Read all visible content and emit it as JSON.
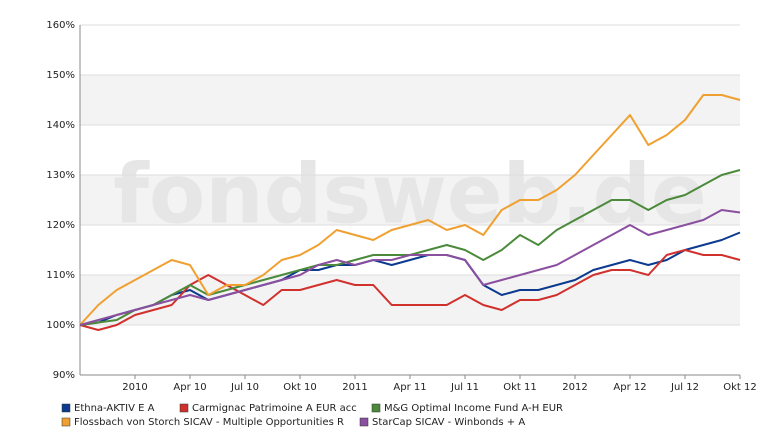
{
  "chart_data": {
    "type": "line",
    "watermark": "fondsweb.de",
    "x": [
      "2009-10",
      "2009-11",
      "2009-12",
      "2010-01",
      "2010-02",
      "2010-03",
      "2010-04",
      "2010-05",
      "2010-06",
      "2010-07",
      "2010-08",
      "2010-09",
      "2010-10",
      "2010-11",
      "2010-12",
      "2011-01",
      "2011-02",
      "2011-03",
      "2011-04",
      "2011-05",
      "2011-06",
      "2011-07",
      "2011-08",
      "2011-09",
      "2011-10",
      "2011-11",
      "2011-12",
      "2012-01",
      "2012-02",
      "2012-03",
      "2012-04",
      "2012-05",
      "2012-06",
      "2012-07",
      "2012-08",
      "2012-09",
      "2012-10"
    ],
    "xlim": [
      "2009-10",
      "2012-10"
    ],
    "xticks": [
      {
        "value": "2010-01",
        "label": "2010"
      },
      {
        "value": "2010-04",
        "label": "Apr 10"
      },
      {
        "value": "2010-07",
        "label": "Jul 10"
      },
      {
        "value": "2010-10",
        "label": "Okt 10"
      },
      {
        "value": "2011-01",
        "label": "2011"
      },
      {
        "value": "2011-04",
        "label": "Apr 11"
      },
      {
        "value": "2011-07",
        "label": "Jul 11"
      },
      {
        "value": "2011-10",
        "label": "Okt 11"
      },
      {
        "value": "2012-01",
        "label": "2012"
      },
      {
        "value": "2012-04",
        "label": "Apr 12"
      },
      {
        "value": "2012-07",
        "label": "Jul 12"
      },
      {
        "value": "2012-10",
        "label": "Okt 12"
      }
    ],
    "ylim": [
      90,
      160
    ],
    "yticks": [
      {
        "value": 90,
        "label": "90%"
      },
      {
        "value": 100,
        "label": "100%"
      },
      {
        "value": 110,
        "label": "110%"
      },
      {
        "value": 120,
        "label": "120%"
      },
      {
        "value": 130,
        "label": "130%"
      },
      {
        "value": 140,
        "label": "140%"
      },
      {
        "value": 150,
        "label": "150%"
      },
      {
        "value": 160,
        "label": "160%"
      }
    ],
    "grid": true,
    "series": [
      {
        "name": "Ethna-AKTIV E A",
        "color": "#0b3a8f",
        "values": [
          100,
          100.5,
          102,
          103,
          104,
          106,
          107,
          105,
          106,
          107,
          108,
          109,
          111,
          111,
          112,
          112,
          113,
          112,
          113,
          114,
          114,
          113,
          108,
          106,
          107,
          107,
          108,
          109,
          111,
          112,
          113,
          112,
          113,
          115,
          116,
          117,
          118.5
        ]
      },
      {
        "name": "Carmignac Patrimoine A EUR acc",
        "color": "#d0312d",
        "values": [
          100,
          99,
          100,
          102,
          103,
          104,
          108,
          110,
          108,
          106,
          104,
          107,
          107,
          108,
          109,
          108,
          108,
          104,
          104,
          104,
          104,
          106,
          104,
          103,
          105,
          105,
          106,
          108,
          110,
          111,
          111,
          110,
          114,
          115,
          114,
          114,
          113
        ]
      },
      {
        "name": "M&G Optimal Income Fund A-H EUR",
        "color": "#4a8a3a",
        "values": [
          100,
          100.5,
          101,
          103,
          104,
          106,
          108,
          106,
          107,
          108,
          109,
          110,
          111,
          112,
          112,
          113,
          114,
          114,
          114,
          115,
          116,
          115,
          113,
          115,
          118,
          116,
          119,
          121,
          123,
          125,
          125,
          123,
          125,
          126,
          128,
          130,
          131
        ]
      },
      {
        "name": "Flossbach von Storch SICAV - Multiple Opportunities R",
        "color": "#f0a030",
        "values": [
          100,
          104,
          107,
          109,
          111,
          113,
          112,
          106,
          108,
          108,
          110,
          113,
          114,
          116,
          119,
          118,
          117,
          119,
          120,
          121,
          119,
          120,
          118,
          123,
          125,
          125,
          127,
          130,
          134,
          138,
          142,
          136,
          138,
          141,
          146,
          146,
          145
        ]
      },
      {
        "name": "StarCap SICAV - Winbonds + A",
        "color": "#8b4fa0",
        "values": [
          100,
          101,
          102,
          103,
          104,
          105,
          106,
          105,
          106,
          107,
          108,
          109,
          110,
          112,
          113,
          112,
          113,
          113,
          114,
          114,
          114,
          113,
          108,
          109,
          110,
          111,
          112,
          114,
          116,
          118,
          120,
          118,
          119,
          120,
          121,
          123,
          122.5
        ]
      }
    ]
  }
}
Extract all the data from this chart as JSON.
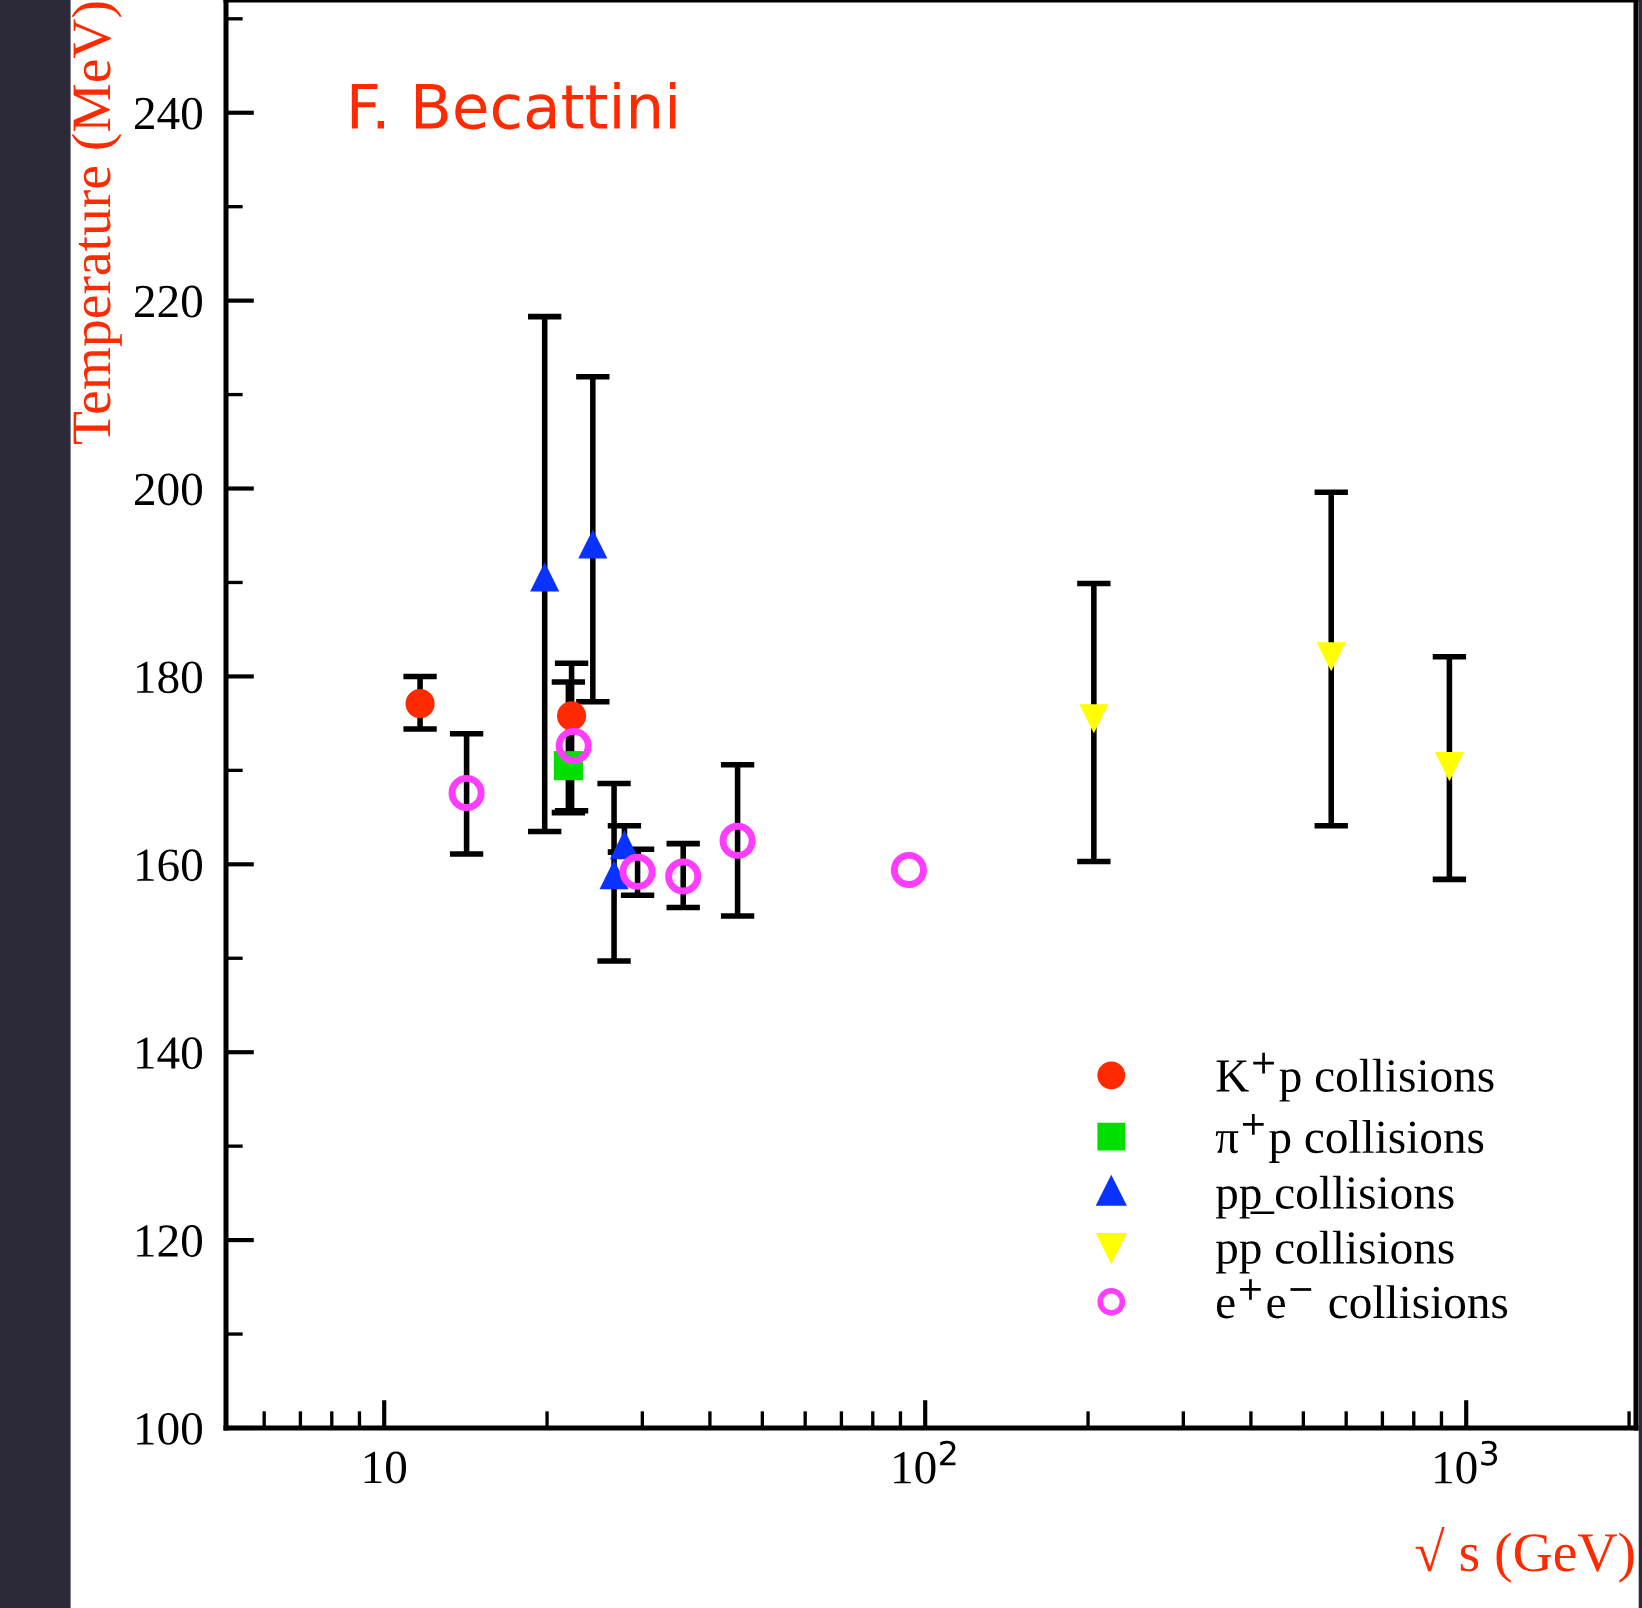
{
  "chart_data": {
    "type": "scatter",
    "xlabel": "√ s (GeV)",
    "ylabel": "Temperature (MeV)",
    "annotations": [
      "F. Becattini"
    ],
    "log": "x",
    "xlim": [
      5.1,
      2060
    ],
    "ylim": [
      100,
      252
    ],
    "xticks": [
      10,
      {
        "value": 100,
        "label": "10$^{2}$"
      },
      {
        "value": 1000,
        "label": "10$^{3}$"
      }
    ],
    "yticks": [
      100,
      120,
      140,
      160,
      180,
      200,
      220,
      240
    ],
    "grid": false,
    "legend": "bottom right",
    "series": [
      {
        "name": "K$^{+}$p collisions",
        "color": "#ff2a00",
        "marker": "circle",
        "x": [
          11.65,
          22.2
        ],
        "values": [
          177.1,
          175.8
        ],
        "errors": [
          [
            174.4,
            180.0
          ],
          [
            165.7,
            181.4
          ]
        ]
      },
      {
        "name": "π$^{+}$p collisions",
        "color": "#00e000",
        "marker": "square",
        "x": [
          21.9
        ],
        "values": [
          170.5
        ],
        "errors": [
          [
            165.5,
            179.4
          ]
        ]
      },
      {
        "name": "pp̲ collisions",
        "color": "#0a32ff",
        "marker": "triangle",
        "x": [
          19.8,
          24.3,
          26.6,
          27.8
        ],
        "values": [
          190.6,
          194.1,
          158.9,
          162.1
        ],
        "errors": [
          [
            163.5,
            218.3
          ],
          [
            177.3,
            211.9
          ],
          [
            149.7,
            168.6
          ],
          [
            161.3,
            164.1
          ]
        ]
      },
      {
        "name": "pp collisions",
        "color": "#ffff00",
        "marker": "triangle_down",
        "x": [
          205,
          563,
          931
        ],
        "values": [
          175.5,
          182.1,
          170.4
        ],
        "errors": [
          [
            160.3,
            189.9
          ],
          [
            164.1,
            199.6
          ],
          [
            158.4,
            182.1
          ]
        ]
      },
      {
        "name": "e$^{+}$e$^{−}$ collisions",
        "color": "#ff3cff",
        "marker": "circle_open",
        "x": [
          14.2,
          22.4,
          29.4,
          35.7,
          45,
          93.3
        ],
        "values": [
          167.6,
          172.6,
          159.2,
          158.7,
          162.5,
          159.4
        ],
        "errors": [
          [
            161.1,
            173.9
          ],
          null,
          [
            156.7,
            161.6
          ],
          [
            155.4,
            162.2
          ],
          [
            154.5,
            170.6
          ],
          null
        ]
      }
    ]
  }
}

----------

- Problem description -
Quote every record above exactly, omitting any pictures they contain.

- Answer for this exercise -
Read all visible content and emit it as JSON.
{
  "chart_data": {
    "type": "line",
    "watermark": "fondsweb.de",
    "x": [
      "2009-10",
      "2009-11",
      "2009-12",
      "2010-01",
      "2010-02",
      "2010-03",
      "2010-04",
      "2010-05",
      "2010-06",
      "2010-07",
      "2010-08",
      "2010-09",
      "2010-10",
      "2010-11",
      "2010-12",
      "2011-01",
      "2011-02",
      "2011-03",
      "2011-04",
      "2011-05",
      "2011-06",
      "2011-07",
      "2011-08",
      "2011-09",
      "2011-10",
      "2011-11",
      "2011-12",
      "2012-01",
      "2012-02",
      "2012-03",
      "2012-04",
      "2012-05",
      "2012-06",
      "2012-07",
      "2012-08",
      "2012-09",
      "2012-10"
    ],
    "xlim": [
      "2009-10",
      "2012-10"
    ],
    "xticks": [
      {
        "value": "2010-01",
        "label": "2010"
      },
      {
        "value": "2010-04",
        "label": "Apr 10"
      },
      {
        "value": "2010-07",
        "label": "Jul 10"
      },
      {
        "value": "2010-10",
        "label": "Okt 10"
      },
      {
        "value": "2011-01",
        "label": "2011"
      },
      {
        "value": "2011-04",
        "label": "Apr 11"
      },
      {
        "value": "2011-07",
        "label": "Jul 11"
      },
      {
        "value": "2011-10",
        "label": "Okt 11"
      },
      {
        "value": "2012-01",
        "label": "2012"
      },
      {
        "value": "2012-04",
        "label": "Apr 12"
      },
      {
        "value": "2012-07",
        "label": "Jul 12"
      },
      {
        "value": "2012-10",
        "label": "Okt 12"
      }
    ],
    "ylim": [
      90,
      160
    ],
    "yticks": [
      {
        "value": 90,
        "label": "90%"
      },
      {
        "value": 100,
        "label": "100%"
      },
      {
        "value": 110,
        "label": "110%"
      },
      {
        "value": 120,
        "label": "120%"
      },
      {
        "value": 130,
        "label": "130%"
      },
      {
        "value": 140,
        "label": "140%"
      },
      {
        "value": 150,
        "label": "150%"
      },
      {
        "value": 160,
        "label": "160%"
      }
    ],
    "grid": true,
    "series": [
      {
        "name": "Ethna-AKTIV E A",
        "color": "#0b3a8f",
        "values": [
          100,
          100.5,
          102,
          103,
          104,
          106,
          107,
          105,
          106,
          107,
          108,
          109,
          111,
          111,
          112,
          112,
          113,
          112,
          113,
          114,
          114,
          113,
          108,
          106,
          107,
          107,
          108,
          109,
          111,
          112,
          113,
          112,
          113,
          115,
          116,
          117,
          118.5
        ]
      },
      {
        "name": "Carmignac Patrimoine A EUR acc",
        "color": "#d0312d",
        "values": [
          100,
          99,
          100,
          102,
          103,
          104,
          108,
          110,
          108,
          106,
          104,
          107,
          107,
          108,
          109,
          108,
          108,
          104,
          104,
          104,
          104,
          106,
          104,
          103,
          105,
          105,
          106,
          108,
          110,
          111,
          111,
          110,
          114,
          115,
          114,
          114,
          113
        ]
      },
      {
        "name": "M&G Optimal Income Fund A-H EUR",
        "color": "#4a8a3a",
        "values": [
          100,
          100.5,
          101,
          103,
          104,
          106,
          108,
          106,
          107,
          108,
          109,
          110,
          111,
          112,
          112,
          113,
          114,
          114,
          114,
          115,
          116,
          115,
          113,
          115,
          118,
          116,
          119,
          121,
          123,
          125,
          125,
          123,
          125,
          126,
          128,
          130,
          131
        ]
      },
      {
        "name": "Flossbach von Storch SICAV - Multiple Opportunities R",
        "color": "#f0a030",
        "values": [
          100,
          104,
          107,
          109,
          111,
          113,
          112,
          106,
          108,
          108,
          110,
          113,
          114,
          116,
          119,
          118,
          117,
          119,
          120,
          121,
          119,
          120,
          118,
          123,
          125,
          125,
          127,
          130,
          134,
          138,
          142,
          136,
          138,
          141,
          146,
          146,
          145
        ]
      },
      {
        "name": "StarCap SICAV - Winbonds + A",
        "color": "#8b4fa0",
        "values": [
          100,
          101,
          102,
          103,
          104,
          105,
          106,
          105,
          106,
          107,
          108,
          109,
          110,
          112,
          113,
          112,
          113,
          113,
          114,
          114,
          114,
          113,
          108,
          109,
          110,
          111,
          112,
          114,
          116,
          118,
          120,
          118,
          119,
          120,
          121,
          123,
          122.5
        ]
      }
    ]
  }
}
Extract all the data from this chart as JSON.
{
  "chart_data": {
    "type": "scatter",
    "xlabel": "√ s (GeV)",
    "ylabel": "Temperature (MeV)",
    "annotations": [
      "F. Becattini"
    ],
    "log": "x",
    "xlim": [
      5.1,
      2060
    ],
    "ylim": [
      100,
      252
    ],
    "xticks": [
      10,
      {
        "value": 100,
        "label": "10$^{2}$"
      },
      {
        "value": 1000,
        "label": "10$^{3}$"
      }
    ],
    "yticks": [
      100,
      120,
      140,
      160,
      180,
      200,
      220,
      240
    ],
    "grid": false,
    "legend": "bottom right",
    "series": [
      {
        "name": "K$^{+}$p collisions",
        "color": "#ff2a00",
        "marker": "circle",
        "x": [
          11.65,
          22.2
        ],
        "values": [
          177.1,
          175.8
        ],
        "errors": [
          [
            174.4,
            180.0
          ],
          [
            165.7,
            181.4
          ]
        ]
      },
      {
        "name": "π$^{+}$p collisions",
        "color": "#00e000",
        "marker": "square",
        "x": [
          21.9
        ],
        "values": [
          170.5
        ],
        "errors": [
          [
            165.5,
            179.4
          ]
        ]
      },
      {
        "name": "pp̲ collisions",
        "color": "#0a32ff",
        "marker": "triangle",
        "x": [
          19.8,
          24.3,
          26.6,
          27.8
        ],
        "values": [
          190.6,
          194.1,
          158.9,
          162.1
        ],
        "errors": [
          [
            163.5,
            218.3
          ],
          [
            177.3,
            211.9
          ],
          [
            149.7,
            168.6
          ],
          [
            161.3,
            164.1
          ]
        ]
      },
      {
        "name": "pp collisions",
        "color": "#ffff00",
        "marker": "triangle_down",
        "x": [
          205,
          563,
          931
        ],
        "values": [
          175.5,
          182.1,
          170.4
        ],
        "errors": [
          [
            160.3,
            189.9
          ],
          [
            164.1,
            199.6
          ],
          [
            158.4,
            182.1
          ]
        ]
      },
      {
        "name": "e$^{+}$e$^{−}$ collisions",
        "color": "#ff3cff",
        "marker": "circle_open",
        "x": [
          14.2,
          22.4,
          29.4,
          35.7,
          45,
          93.3
        ],
        "values": [
          167.6,
          172.6,
          159.2,
          158.7,
          162.5,
          159.4
        ],
        "errors": [
          [
            161.1,
            173.9
          ],
          null,
          [
            156.7,
            161.6
          ],
          [
            155.4,
            162.2
          ],
          [
            154.5,
            170.6
          ],
          null
        ]
      }
    ]
  }
}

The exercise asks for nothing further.